-- Start of Information given --

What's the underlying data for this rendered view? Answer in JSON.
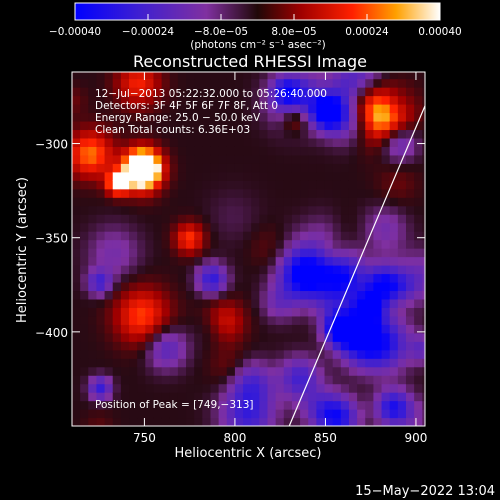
{
  "chart_data": {
    "type": "heatmap",
    "title": "Reconstructed RHESSI Image",
    "xlabel": "Heliocentric X (arcsec)",
    "ylabel": "Heliocentric Y (arcsec)",
    "xlim": [
      710,
      905
    ],
    "ylim": [
      -450,
      -262
    ],
    "x_ticks": [
      750,
      800,
      850,
      900
    ],
    "x_tick_labels": [
      "750",
      "800",
      "850",
      "900"
    ],
    "y_ticks": [
      -300,
      -350,
      -400
    ],
    "y_tick_labels": [
      "−300",
      "−350",
      "−400"
    ],
    "colorbar": {
      "range": [
        -0.0004,
        0.0004
      ],
      "ticks": [
        -0.0004,
        -0.00024,
        -8e-05,
        8e-05,
        0.00024,
        0.0004
      ],
      "tick_labels": [
        "−0.00040",
        "−0.00024",
        "−8.0e−05",
        "8.0e−05",
        "0.00024",
        "0.00040"
      ],
      "units_label": "(photons cm⁻² s⁻¹ asec⁻²)",
      "colormap": "blue-purple-red-yellow-white"
    },
    "info_lines": [
      "12−Jul−2013 05:22:32.000 to 05:26:40.000",
      "Detectors: 3F 4F 5F 6F 7F 8F, Att 0",
      "Energy Range: 25.0 − 50.0 keV",
      "Clean    Total counts: 6.36E+03"
    ],
    "peak_label": "Position of Peak = [749,−313]",
    "peak": [
      749,
      -313
    ],
    "limb_line": [
      [
        830,
        -450
      ],
      [
        905,
        -280
      ]
    ]
  },
  "footer_date": "15−May−2022 13:04",
  "colors": {
    "background": "#000000",
    "text": "#ffffff"
  }
}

-- End of Information given --

> Written problem: Copy every line of the listing that contains the word "arcsec".

> Problem solution:
    "xlabel": "Heliocentric X (arcsec)",
    "ylabel": "Heliocentric Y (arcsec)",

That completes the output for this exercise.